[Begin INPUT MATERIAL]
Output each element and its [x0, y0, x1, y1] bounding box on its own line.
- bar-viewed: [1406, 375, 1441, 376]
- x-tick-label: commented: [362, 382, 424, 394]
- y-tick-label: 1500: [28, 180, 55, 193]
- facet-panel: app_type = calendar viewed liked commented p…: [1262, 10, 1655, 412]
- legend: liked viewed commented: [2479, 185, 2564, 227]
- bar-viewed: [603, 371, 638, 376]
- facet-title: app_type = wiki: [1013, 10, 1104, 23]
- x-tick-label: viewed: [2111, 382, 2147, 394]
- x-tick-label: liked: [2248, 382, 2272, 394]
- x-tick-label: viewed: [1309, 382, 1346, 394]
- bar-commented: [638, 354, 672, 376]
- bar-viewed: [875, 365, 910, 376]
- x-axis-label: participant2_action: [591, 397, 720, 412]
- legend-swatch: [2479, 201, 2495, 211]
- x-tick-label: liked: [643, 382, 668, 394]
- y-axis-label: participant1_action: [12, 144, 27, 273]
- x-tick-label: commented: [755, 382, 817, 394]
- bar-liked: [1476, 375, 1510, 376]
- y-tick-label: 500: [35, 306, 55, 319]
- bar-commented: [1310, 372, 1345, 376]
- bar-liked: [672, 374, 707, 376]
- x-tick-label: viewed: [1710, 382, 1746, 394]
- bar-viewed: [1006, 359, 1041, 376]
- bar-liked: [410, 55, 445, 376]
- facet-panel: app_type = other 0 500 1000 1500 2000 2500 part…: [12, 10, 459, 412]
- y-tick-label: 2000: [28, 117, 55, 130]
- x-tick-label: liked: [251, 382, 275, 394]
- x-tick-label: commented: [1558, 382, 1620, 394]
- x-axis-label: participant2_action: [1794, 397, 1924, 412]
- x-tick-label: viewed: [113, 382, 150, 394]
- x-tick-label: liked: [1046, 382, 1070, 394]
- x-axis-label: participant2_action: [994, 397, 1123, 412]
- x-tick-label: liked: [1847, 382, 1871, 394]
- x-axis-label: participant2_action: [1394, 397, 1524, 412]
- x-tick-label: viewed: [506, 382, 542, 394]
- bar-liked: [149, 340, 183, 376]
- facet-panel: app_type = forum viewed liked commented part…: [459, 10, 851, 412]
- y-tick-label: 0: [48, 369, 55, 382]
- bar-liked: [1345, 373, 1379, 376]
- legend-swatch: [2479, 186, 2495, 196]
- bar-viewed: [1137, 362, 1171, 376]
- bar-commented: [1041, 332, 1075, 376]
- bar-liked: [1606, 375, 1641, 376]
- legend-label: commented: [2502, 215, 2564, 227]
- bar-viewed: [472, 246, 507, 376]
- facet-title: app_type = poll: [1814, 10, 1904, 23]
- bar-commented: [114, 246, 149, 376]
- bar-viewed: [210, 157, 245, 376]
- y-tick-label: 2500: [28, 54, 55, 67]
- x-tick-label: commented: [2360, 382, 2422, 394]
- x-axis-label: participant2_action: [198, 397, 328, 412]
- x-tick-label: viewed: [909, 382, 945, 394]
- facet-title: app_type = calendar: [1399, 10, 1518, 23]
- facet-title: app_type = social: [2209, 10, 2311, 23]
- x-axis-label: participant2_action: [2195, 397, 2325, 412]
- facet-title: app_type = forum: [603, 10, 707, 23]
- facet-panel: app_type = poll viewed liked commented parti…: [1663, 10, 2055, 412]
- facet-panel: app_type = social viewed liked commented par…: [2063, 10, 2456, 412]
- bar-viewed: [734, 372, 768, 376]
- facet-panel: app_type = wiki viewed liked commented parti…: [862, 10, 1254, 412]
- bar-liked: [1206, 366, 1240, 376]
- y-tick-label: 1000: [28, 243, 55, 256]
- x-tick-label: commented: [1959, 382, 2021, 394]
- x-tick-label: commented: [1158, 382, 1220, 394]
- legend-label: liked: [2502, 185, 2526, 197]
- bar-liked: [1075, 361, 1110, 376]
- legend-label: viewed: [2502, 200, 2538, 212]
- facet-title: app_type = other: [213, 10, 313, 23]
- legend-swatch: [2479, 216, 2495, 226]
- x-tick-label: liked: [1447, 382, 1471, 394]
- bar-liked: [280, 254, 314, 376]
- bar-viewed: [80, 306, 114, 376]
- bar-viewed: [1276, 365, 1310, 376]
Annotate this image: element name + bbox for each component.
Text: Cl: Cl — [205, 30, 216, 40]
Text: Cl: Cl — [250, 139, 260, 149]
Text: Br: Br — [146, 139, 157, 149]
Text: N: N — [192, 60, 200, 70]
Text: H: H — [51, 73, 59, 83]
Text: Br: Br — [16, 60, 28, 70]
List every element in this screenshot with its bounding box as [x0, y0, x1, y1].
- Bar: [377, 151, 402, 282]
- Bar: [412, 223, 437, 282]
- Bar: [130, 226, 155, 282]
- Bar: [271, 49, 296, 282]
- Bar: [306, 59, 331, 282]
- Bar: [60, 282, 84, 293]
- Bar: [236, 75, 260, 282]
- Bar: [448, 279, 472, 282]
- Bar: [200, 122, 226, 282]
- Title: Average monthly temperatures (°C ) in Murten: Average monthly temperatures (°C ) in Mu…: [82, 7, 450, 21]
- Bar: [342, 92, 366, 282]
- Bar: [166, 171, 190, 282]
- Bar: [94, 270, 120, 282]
[End INPUT MATERIAL]
EXERCISE AIM —
Repeat every one of the items above word for word.

RIGHT ANSWER —
Output each element and its [x0, y0, x1, y1] bounding box on its own line.
- bar-viewed: [1406, 375, 1441, 376]
- x-tick-label: commented: [362, 382, 424, 394]
- y-tick-label: 1500: [28, 180, 55, 193]
- facet-panel: app_type = calendar viewed liked commented p…: [1262, 10, 1655, 412]
- legend: liked viewed commented: [2479, 185, 2564, 227]
- bar-viewed: [603, 371, 638, 376]
- facet-title: app_type = wiki: [1013, 10, 1104, 23]
- x-tick-label: viewed: [2111, 382, 2147, 394]
- x-tick-label: liked: [2248, 382, 2272, 394]
- x-tick-label: viewed: [1309, 382, 1346, 394]
- bar-commented: [638, 354, 672, 376]
- bar-viewed: [875, 365, 910, 376]
- x-axis-label: participant2_action: [591, 397, 720, 412]
- legend-swatch: [2479, 201, 2495, 211]
- x-tick-label: liked: [643, 382, 668, 394]
- y-axis-label: participant1_action: [12, 144, 27, 273]
- x-tick-label: commented: [755, 382, 817, 394]
- bar-liked: [1476, 375, 1510, 376]
- y-tick-label: 500: [35, 306, 55, 319]
- bar-commented: [1310, 372, 1345, 376]
- bar-liked: [672, 374, 707, 376]
- x-tick-label: viewed: [1710, 382, 1746, 394]
- bar-viewed: [1006, 359, 1041, 376]
- bar-liked: [410, 55, 445, 376]
- facet-panel: app_type = other 0 500 1000 1500 2000 2500 part…: [12, 10, 459, 412]
- y-tick-label: 2000: [28, 117, 55, 130]
- x-tick-label: liked: [251, 382, 275, 394]
- x-tick-label: commented: [1558, 382, 1620, 394]
- x-axis-label: participant2_action: [1794, 397, 1924, 412]
- x-tick-label: viewed: [113, 382, 150, 394]
- x-tick-label: liked: [1046, 382, 1070, 394]
- x-axis-label: participant2_action: [994, 397, 1123, 412]
- x-tick-label: liked: [1847, 382, 1871, 394]
- x-axis-label: participant2_action: [1394, 397, 1524, 412]
- x-tick-label: viewed: [506, 382, 542, 394]
- bar-liked: [149, 340, 183, 376]
- facet-panel: app_type = forum viewed liked commented part…: [459, 10, 851, 412]
- y-tick-label: 0: [48, 369, 55, 382]
- bar-liked: [1345, 373, 1379, 376]
- legend-swatch: [2479, 186, 2495, 196]
- bar-viewed: [1137, 362, 1171, 376]
- bar-commented: [1041, 332, 1075, 376]
- bar-liked: [1606, 375, 1641, 376]
- legend-label: commented: [2502, 215, 2564, 227]
- bar-viewed: [472, 246, 507, 376]
- facet-title: app_type = poll: [1814, 10, 1904, 23]
- bar-commented: [114, 246, 149, 376]
- bar-viewed: [210, 157, 245, 376]
- y-tick-label: 2500: [28, 54, 55, 67]
- x-tick-label: commented: [2360, 382, 2422, 394]
- x-axis-label: participant2_action: [198, 397, 328, 412]
- x-tick-label: viewed: [909, 382, 945, 394]
- facet-title: app_type = calendar: [1399, 10, 1518, 23]
- facet-title: app_type = social: [2209, 10, 2311, 23]
- x-axis-label: participant2_action: [2195, 397, 2325, 412]
- facet-title: app_type = forum: [603, 10, 707, 23]
- facet-panel: app_type = poll viewed liked commented parti…: [1663, 10, 2055, 412]
- facet-panel: app_type = social viewed liked commented par…: [2063, 10, 2456, 412]
- bar-viewed: [734, 372, 768, 376]
- facet-panel: app_type = wiki viewed liked commented parti…: [862, 10, 1254, 412]
- bar-liked: [1206, 366, 1240, 376]
- y-tick-label: 1000: [28, 243, 55, 256]
- x-tick-label: commented: [1959, 382, 2021, 394]
- x-tick-label: commented: [1158, 382, 1220, 394]
- legend-label: liked: [2502, 185, 2526, 197]
- bar-liked: [1075, 361, 1110, 376]
- legend-label: viewed: [2502, 200, 2538, 212]
- facet-title: app_type = other: [213, 10, 313, 23]
- legend-swatch: [2479, 216, 2495, 226]
- x-tick-label: liked: [1447, 382, 1471, 394]
- bar-liked: [280, 254, 314, 376]
- bar-viewed: [80, 306, 114, 376]
- bar-viewed: [1276, 365, 1310, 376]
Annotate this image: element name + bbox for each component.
Text: Cl: Cl — [205, 30, 216, 40]
Text: Cl: Cl — [250, 139, 260, 149]
Text: Br: Br — [146, 139, 157, 149]
Text: N: N — [192, 60, 200, 70]
Text: H: H — [51, 73, 59, 83]
Text: Br: Br — [16, 60, 28, 70]
List every element in this screenshot with its bounding box as [x0, y0, x1, y1].
- Bar: [377, 151, 402, 282]
- Bar: [412, 223, 437, 282]
- Bar: [130, 226, 155, 282]
- Bar: [271, 49, 296, 282]
- Bar: [306, 59, 331, 282]
- Bar: [60, 282, 84, 293]
- Bar: [236, 75, 260, 282]
- Bar: [448, 279, 472, 282]
- Bar: [200, 122, 226, 282]
- Title: Average monthly temperatures (°C ) in Murten: Average monthly temperatures (°C ) in Mu…: [82, 7, 450, 21]
- Bar: [342, 92, 366, 282]
- Bar: [166, 171, 190, 282]
- Bar: [94, 270, 120, 282]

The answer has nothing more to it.